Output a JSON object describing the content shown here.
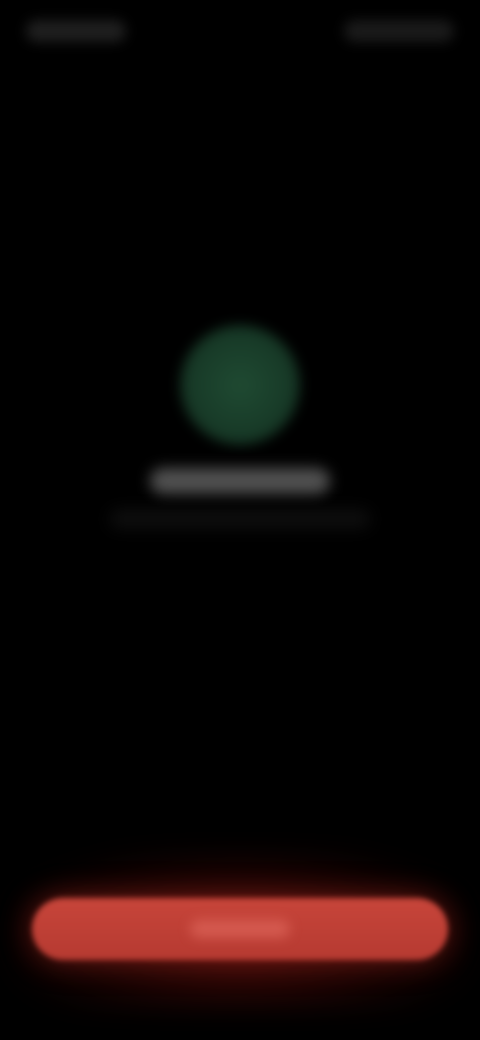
{
  "status_bar": {
    "left_text": "",
    "right_text": ""
  },
  "call": {
    "contact_name": "",
    "subtitle": ""
  },
  "actions": {
    "end_call_label": ""
  },
  "colors": {
    "background": "#000000",
    "avatar": "#1f4a32",
    "end_button": "#c7453a"
  },
  "icons": {
    "avatar": "avatar-icon"
  }
}
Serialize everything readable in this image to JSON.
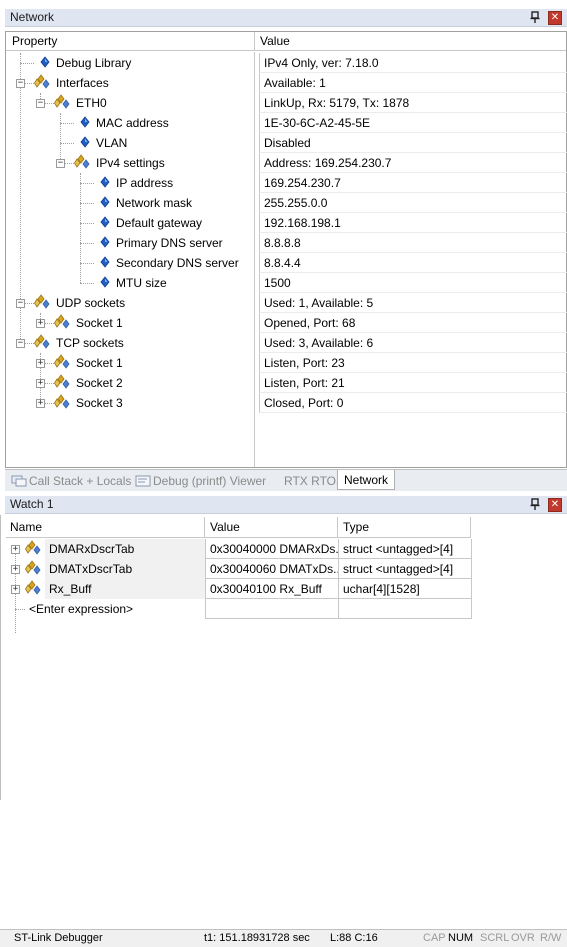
{
  "network_pane": {
    "title": "Network",
    "columns": {
      "property": "Property",
      "value": "Value"
    },
    "rows": [
      {
        "label": "Debug Library",
        "value": "IPv4 Only, ver: 7.18.0"
      },
      {
        "label": "Interfaces",
        "value": "Available: 1"
      },
      {
        "label": "ETH0",
        "value": "LinkUp, Rx: 5179, Tx: 1878"
      },
      {
        "label": "MAC address",
        "value": "1E-30-6C-A2-45-5E"
      },
      {
        "label": "VLAN",
        "value": "Disabled"
      },
      {
        "label": "IPv4 settings",
        "value": "Address: 169.254.230.7"
      },
      {
        "label": "IP address",
        "value": "169.254.230.7"
      },
      {
        "label": "Network mask",
        "value": "255.255.0.0"
      },
      {
        "label": "Default gateway",
        "value": "192.168.198.1"
      },
      {
        "label": "Primary DNS server",
        "value": "8.8.8.8"
      },
      {
        "label": "Secondary DNS server",
        "value": "8.8.4.4"
      },
      {
        "label": "MTU size",
        "value": "1500"
      },
      {
        "label": "UDP sockets",
        "value": "Used: 1, Available: 5"
      },
      {
        "label": "Socket 1",
        "value": "Opened, Port: 68"
      },
      {
        "label": "TCP sockets",
        "value": "Used: 3, Available: 6"
      },
      {
        "label": "Socket 1",
        "value": "Listen, Port: 23"
      },
      {
        "label": "Socket 2",
        "value": "Listen, Port: 21"
      },
      {
        "label": "Socket 3",
        "value": "Closed, Port: 0"
      }
    ]
  },
  "tabs": [
    {
      "label": "Call Stack + Locals",
      "icon": "call-stack-icon"
    },
    {
      "label": "Debug (printf) Viewer",
      "icon": "printf-viewer-icon"
    },
    {
      "label": "RTX RTOS"
    },
    {
      "label": "Network"
    }
  ],
  "watch_pane": {
    "title": "Watch 1",
    "columns": {
      "name": "Name",
      "value": "Value",
      "type": "Type"
    },
    "rows": [
      {
        "name": "DMARxDscrTab",
        "value": "0x30040000 DMARxDs...",
        "type": "struct <untagged>[4]"
      },
      {
        "name": "DMATxDscrTab",
        "value": "0x30040060 DMATxDs...",
        "type": "struct <untagged>[4]"
      },
      {
        "name": "Rx_Buff",
        "value": "0x30040100 Rx_Buff",
        "type": "uchar[4][1528]"
      }
    ],
    "enter_expression": "<Enter expression>"
  },
  "status_bar": {
    "debugger": "ST-Link Debugger",
    "time": "t1: 151.18931728 sec",
    "position": "L:88 C:16",
    "cap": "CAP",
    "num": "NUM",
    "scrl": "SCRL",
    "ovr": "OVR",
    "rw": "R/W"
  },
  "colors": {
    "title_bar": "#dfe6f2",
    "property_icon": "#1f5fbf",
    "folder_icon": "#d9a520",
    "close_button": "#c0392b"
  }
}
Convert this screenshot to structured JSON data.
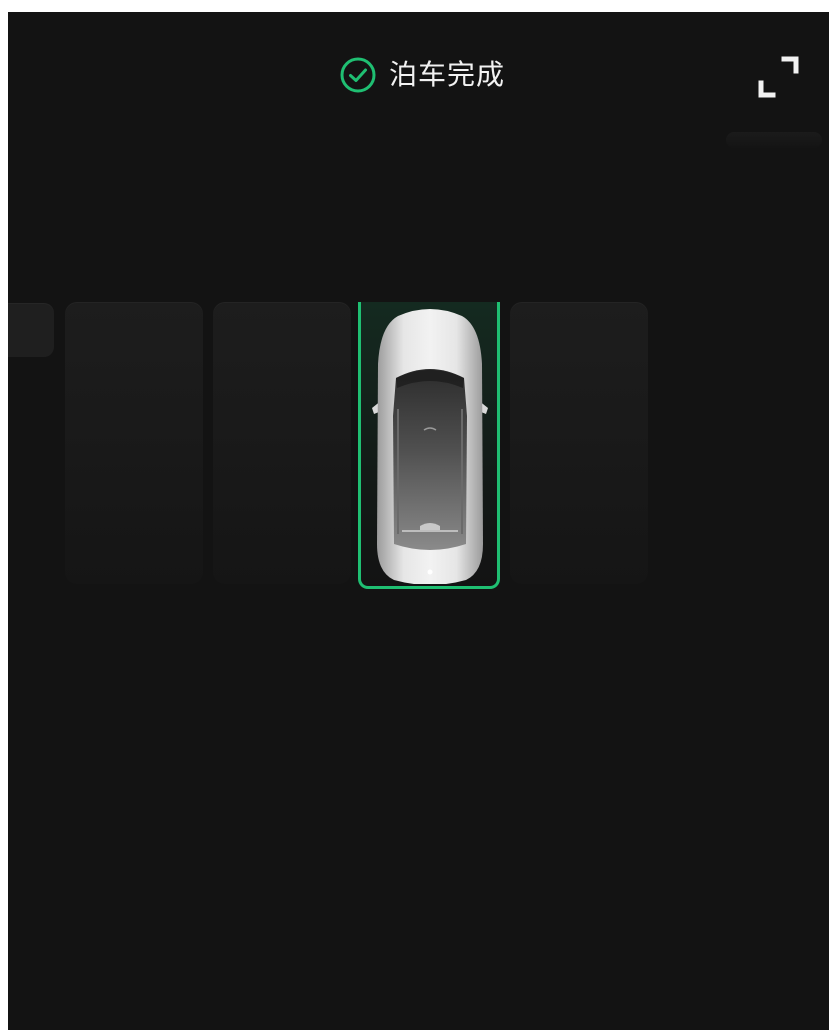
{
  "header": {
    "status_text": "泊车完成",
    "status_icon": "check-circle-icon",
    "expand_icon": "expand-icon"
  },
  "colors": {
    "accent": "#1fbf72",
    "background": "#131313",
    "slot": "#1b1b1b",
    "text": "#f2f2f2"
  },
  "parking": {
    "slot_count": 5,
    "occupied_slot": 4,
    "vehicle_icon": "car-top-view-icon"
  }
}
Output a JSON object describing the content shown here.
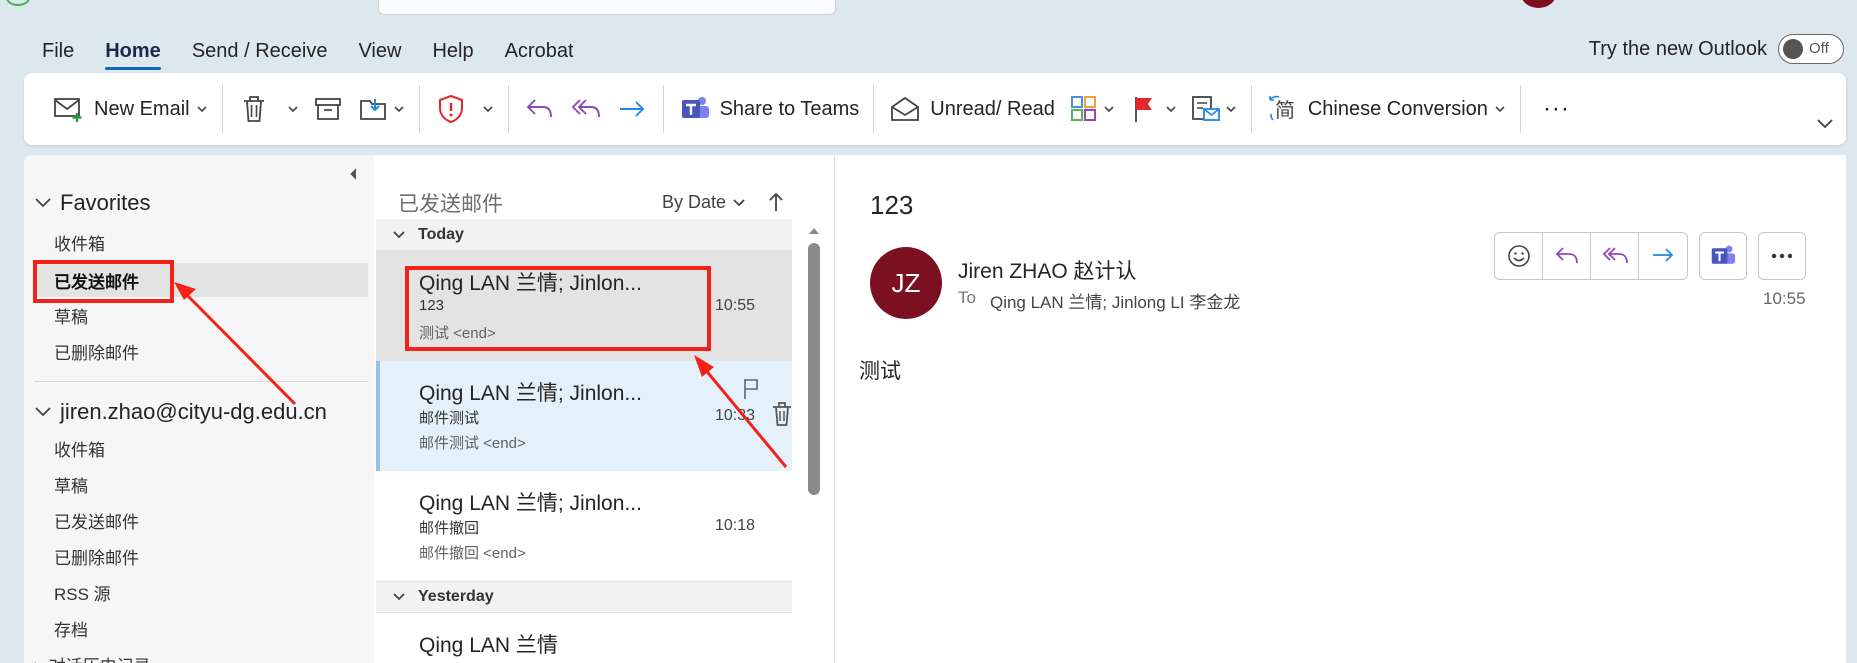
{
  "menu": {
    "tabs": [
      "File",
      "Home",
      "Send / Receive",
      "View",
      "Help",
      "Acrobat"
    ],
    "try_new": "Try the new Outlook",
    "toggle_label": "Off"
  },
  "ribbon": {
    "new_email": "New Email",
    "share_teams": "Share to Teams",
    "unread_read": "Unread/ Read",
    "chinese_conversion": "Chinese Conversion",
    "more": "···"
  },
  "folders": {
    "favorites_label": "Favorites",
    "favorites": [
      "收件箱",
      "已发送邮件",
      "草稿",
      "已删除邮件"
    ],
    "account_label": "jiren.zhao@cityu-dg.edu.cn",
    "account_items": [
      "收件箱",
      "草稿",
      "已发送邮件",
      "已删除邮件",
      "RSS 源",
      "存档",
      "对话历史记录"
    ]
  },
  "list": {
    "title": "已发送邮件",
    "sort_label": "By Date",
    "groups": [
      "Today",
      "Yesterday"
    ],
    "messages": [
      {
        "from": "Qing LAN 兰情; Jinlon...",
        "subject": "123",
        "preview": "测试 <end>",
        "time": "10:55"
      },
      {
        "from": "Qing LAN 兰情; Jinlon...",
        "subject": "邮件测试",
        "preview": "邮件测试 <end>",
        "time": "10:33"
      },
      {
        "from": "Qing LAN 兰情; Jinlon...",
        "subject": "邮件撤回",
        "preview": "邮件撤回 <end>",
        "time": "10:18"
      },
      {
        "from": "Qing LAN 兰情",
        "subject": "",
        "preview": "",
        "time": ""
      }
    ]
  },
  "reading": {
    "subject": "123",
    "avatar_initials": "JZ",
    "sender": "Jiren ZHAO 赵计认",
    "to_label": "To",
    "recipients": "Qing LAN 兰情; Jinlong LI 李金龙",
    "time": "10:55",
    "body": "测试"
  },
  "colors": {
    "accent": "#1565c0",
    "avatar": "#7a1020",
    "annotation_red": "#f2221a",
    "reply_purple": "#8e4bb8",
    "forward_blue": "#1e88e5"
  }
}
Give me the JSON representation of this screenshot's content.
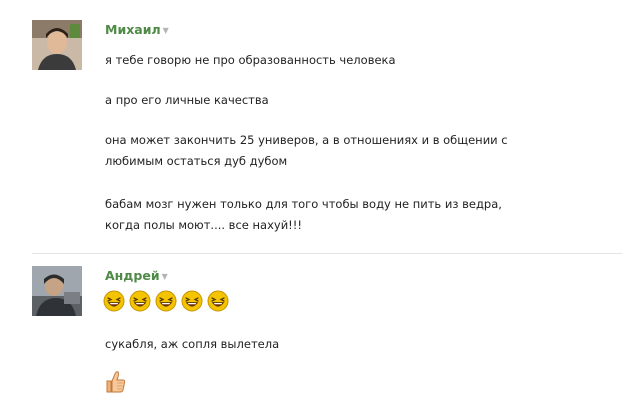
{
  "messages": [
    {
      "author": "Михаил",
      "avatar_icon": "user-photo-icon",
      "lines": [
        "я тебе говорю не про образованность человека",
        "а про его личные качества",
        "она может закончить 25 универов, а в отношениях и в общении с",
        "любимым остаться дуб дубом",
        "бабам мозг нужен только для того чтобы воду не пить из ведра,",
        "когда полы моют.... все нахуй!!!"
      ]
    },
    {
      "author": "Андрей",
      "avatar_icon": "user-photo-icon",
      "emoji_icon": "laughing-smiley-icon",
      "emoji_count": 5,
      "lines": [
        "сукабля, аж сопля вылетела"
      ],
      "like_icon": "thumbs-up-icon"
    }
  ],
  "colors": {
    "author": "#4f8a47",
    "text": "#222222",
    "emoji": "#f5c400"
  }
}
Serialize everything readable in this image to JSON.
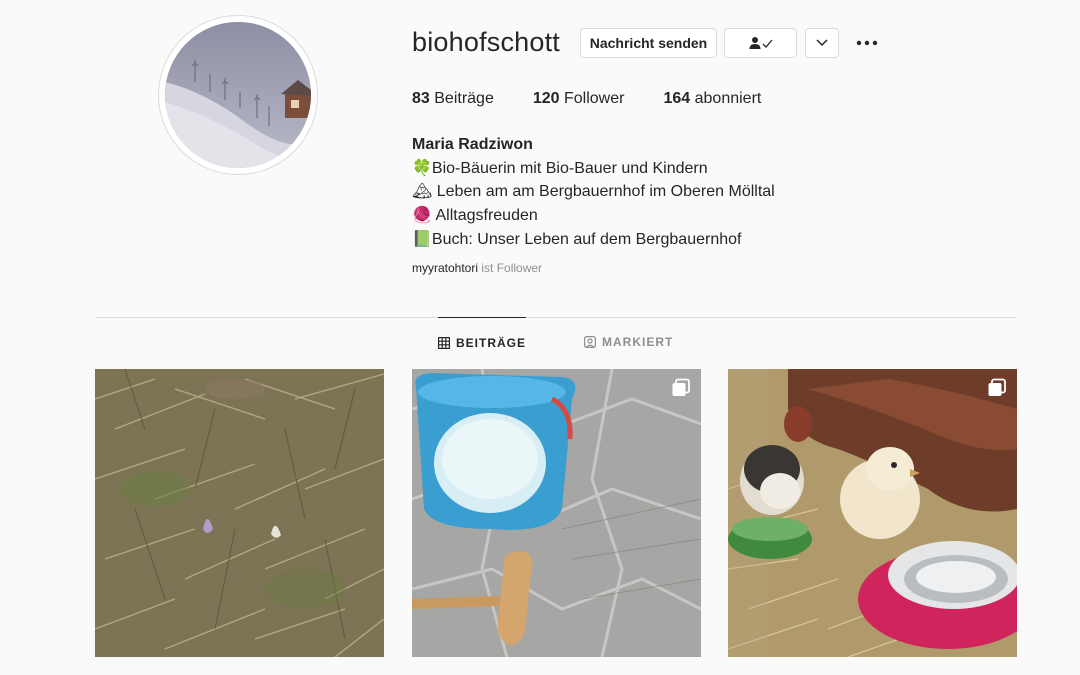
{
  "profile": {
    "username": "biohofschott",
    "message_button": "Nachricht senden",
    "stats": {
      "posts_count": "83",
      "posts_label": "Beiträge",
      "followers_count": "120",
      "followers_label": "Follower",
      "following_count": "164",
      "following_label": "abonniert"
    },
    "full_name": "Maria Radziwon",
    "bio_lines": [
      "🍀Bio-Bäuerin mit Bio-Bauer und Kindern",
      "🏔 Leben am am Bergbauernhof im Oberen Mölltal",
      "🧶 Alltagsfreuden",
      "📗Buch: Unser Leben auf dem Bergbauernhof"
    ],
    "followed_by_account": "myyratohtori",
    "followed_by_suffix": "ist Follower"
  },
  "tabs": [
    {
      "label": "BEITRÄGE",
      "icon": "grid-icon",
      "active": true
    },
    {
      "label": "MARKIERT",
      "icon": "tag-person-icon",
      "active": false
    }
  ],
  "posts": [
    {
      "description_icon": "photo",
      "multi": false
    },
    {
      "description_icon": "photo",
      "multi": true
    },
    {
      "description_icon": "photo",
      "multi": true
    }
  ],
  "colors": {
    "background": "#fafafa",
    "border": "#dbdbdb",
    "text": "#262626",
    "muted": "#8e8e8e"
  }
}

*DESCRIPTION OF THE TASK*: Say how many lines in the records hold "preview", with the number as the whole reply.

*RESULT OF THIS TASK*: 4